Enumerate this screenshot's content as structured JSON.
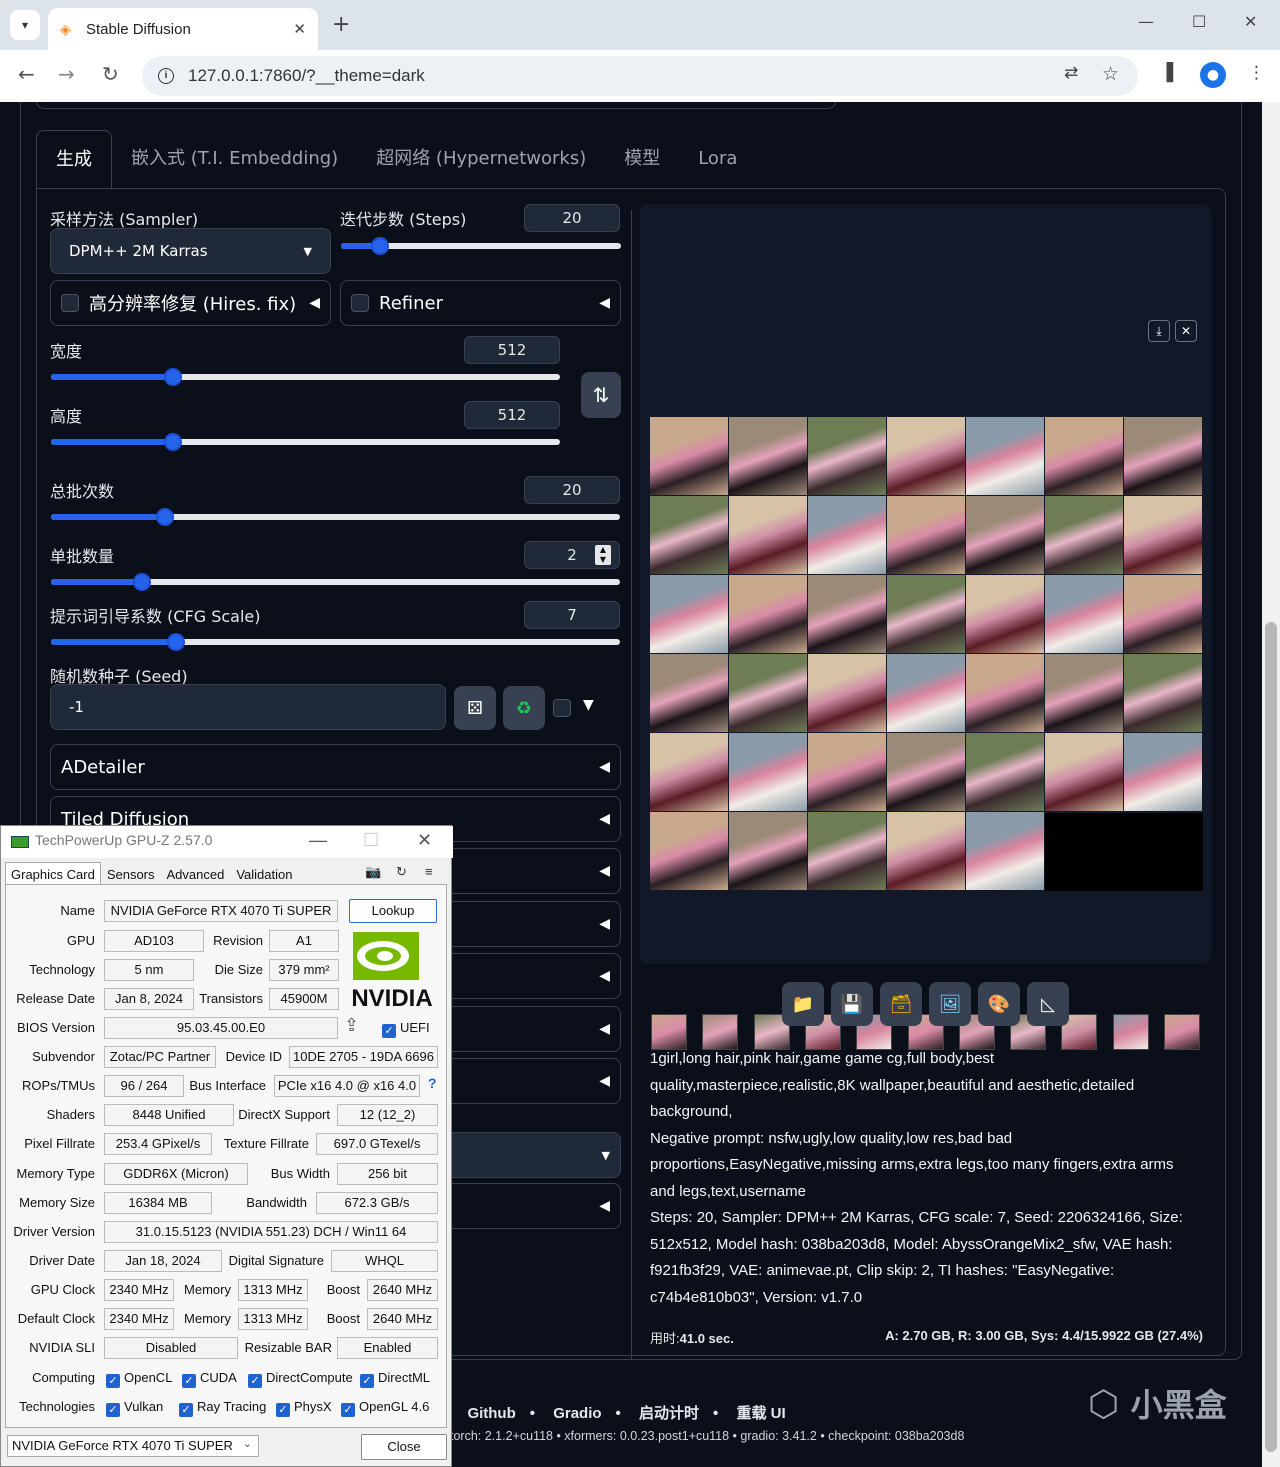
{
  "browser": {
    "tab_title": "Stable Diffusion",
    "url": "127.0.0.1:7860/?__theme=dark"
  },
  "tabs": [
    "生成",
    "嵌入式 (T.I. Embedding)",
    "超网络 (Hypernetworks)",
    "模型",
    "Lora"
  ],
  "sampler": {
    "label": "采样方法 (Sampler)",
    "value": "DPM++ 2M Karras"
  },
  "steps": {
    "label": "迭代步数 (Steps)",
    "value": "20",
    "fraction": 0.14
  },
  "hires": {
    "label": "高分辨率修复 (Hires. fix)"
  },
  "refiner": {
    "label": "Refiner"
  },
  "width": {
    "label": "宽度",
    "value": "512",
    "fraction": 0.24
  },
  "height": {
    "label": "高度",
    "value": "512",
    "fraction": 0.24
  },
  "batch_count": {
    "label": "总批次数",
    "value": "20",
    "fraction": 0.2
  },
  "batch_size": {
    "label": "单批数量",
    "value": "2",
    "fraction": 0.16
  },
  "cfg": {
    "label": "提示词引导系数 (CFG Scale)",
    "value": "7",
    "fraction": 0.22
  },
  "seed": {
    "label": "随机数种子 (Seed)",
    "value": "-1"
  },
  "accordions": [
    "ADetailer",
    "Tiled Diffusion"
  ],
  "info": {
    "prompt": "1girl,long hair,pink hair,game game cg,full body,best quality,masterpiece,realistic,8K wallpaper,beautiful and aesthetic,detailed background,",
    "negative": "Negative prompt: nsfw,ugly,low quality,low res,bad bad proportions,EasyNegative,missing arms,extra legs,too many fingers,extra arms and legs,text,username",
    "params": "Steps: 20, Sampler: DPM++ 2M Karras, CFG scale: 7, Seed: 2206324166, Size: 512x512, Model hash: 038ba203d8, Model: AbyssOrangeMix2_sfw, VAE hash: f921fb3f29, VAE: animevae.pt, Clip skip: 2, TI hashes: \"EasyNegative: c74b4e810b03\", Version: v1.7.0"
  },
  "timing": {
    "label": "用时:",
    "time": "41.0 sec.",
    "vram": "A: 2.70 GB, R: 3.00 GB, Sys: 4.4/15.9922 GB (27.4%)"
  },
  "footer": {
    "links": [
      "Github",
      "Gradio",
      "启动计时",
      "重载 UI"
    ],
    "versions": "torch: 2.1.2+cu118  •  xformers: 0.0.23.post1+cu118  •  gradio: 3.41.2  •  checkpoint: 038ba203d8"
  },
  "watermark": "小黑盒",
  "gpuz": {
    "title": "TechPowerUp GPU-Z 2.57.0",
    "tabs": [
      "Graphics Card",
      "Sensors",
      "Advanced",
      "Validation"
    ],
    "lookup": "Lookup",
    "name_label": "Name",
    "name": "NVIDIA GeForce RTX 4070 Ti SUPER",
    "gpu_label": "GPU",
    "gpu": "AD103",
    "revision_label": "Revision",
    "revision": "A1",
    "tech_label": "Technology",
    "tech": "5 nm",
    "die_label": "Die Size",
    "die": "379 mm²",
    "release_label": "Release Date",
    "release": "Jan 8, 2024",
    "transistors_label": "Transistors",
    "transistors": "45900M",
    "bios_label": "BIOS Version",
    "bios": "95.03.45.00.E0",
    "uefi": "UEFI",
    "subvendor_label": "Subvendor",
    "subvendor": "Zotac/PC Partner",
    "device_label": "Device ID",
    "device": "10DE 2705 - 19DA 6696",
    "rops_label": "ROPs/TMUs",
    "rops": "96 / 264",
    "bus_label": "Bus Interface",
    "bus": "PCIe x16 4.0 @ x16 4.0",
    "shaders_label": "Shaders",
    "shaders": "8448 Unified",
    "dx_label": "DirectX Support",
    "dx": "12 (12_2)",
    "pix_label": "Pixel Fillrate",
    "pix": "253.4 GPixel/s",
    "tex_label": "Texture Fillrate",
    "tex": "697.0 GTexel/s",
    "memtype_label": "Memory Type",
    "memtype": "GDDR6X (Micron)",
    "buswidth_label": "Bus Width",
    "buswidth": "256 bit",
    "memsize_label": "Memory Size",
    "memsize": "16384 MB",
    "bw_label": "Bandwidth",
    "bw": "672.3 GB/s",
    "driver_label": "Driver Version",
    "driver": "31.0.15.5123 (NVIDIA 551.23) DCH / Win11 64",
    "driverdate_label": "Driver Date",
    "driverdate": "Jan 18, 2024",
    "sig_label": "Digital Signature",
    "sig": "WHQL",
    "gpuclock_label": "GPU Clock",
    "gpuclock": "2340 MHz",
    "mem_label": "Memory",
    "memclock": "1313 MHz",
    "boost_label": "Boost",
    "boost": "2640 MHz",
    "defclock_label": "Default Clock",
    "defclock": "2340 MHz",
    "defmem": "1313 MHz",
    "defboost": "2640 MHz",
    "sli_label": "NVIDIA SLI",
    "sli": "Disabled",
    "rebar_label": "Resizable BAR",
    "rebar": "Enabled",
    "computing_label": "Computing",
    "computing": [
      "OpenCL",
      "CUDA",
      "DirectCompute",
      "DirectML"
    ],
    "tech2_label": "Technologies",
    "technologies": [
      "Vulkan",
      "Ray Tracing",
      "PhysX",
      "OpenGL 4.6"
    ],
    "selected": "NVIDIA GeForce RTX 4070 Ti SUPER",
    "close": "Close",
    "nvidia": "NVIDIA"
  }
}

__________

Scan the lines above for "prompt", then copy every one that has it.

◆ **FINAL RESULT**
    "prompt": "1girl,long hair,pink hair,game game cg,full body,best quality,masterpiece,realistic,8K wallpaper,beautiful and aesthetic,detailed background,",
    "negative": "Negative prompt: nsfw,ugly,low quality,low res,bad bad proportions,EasyNegative,missing arms,extra legs,too many fingers,extra arms and legs,text,username",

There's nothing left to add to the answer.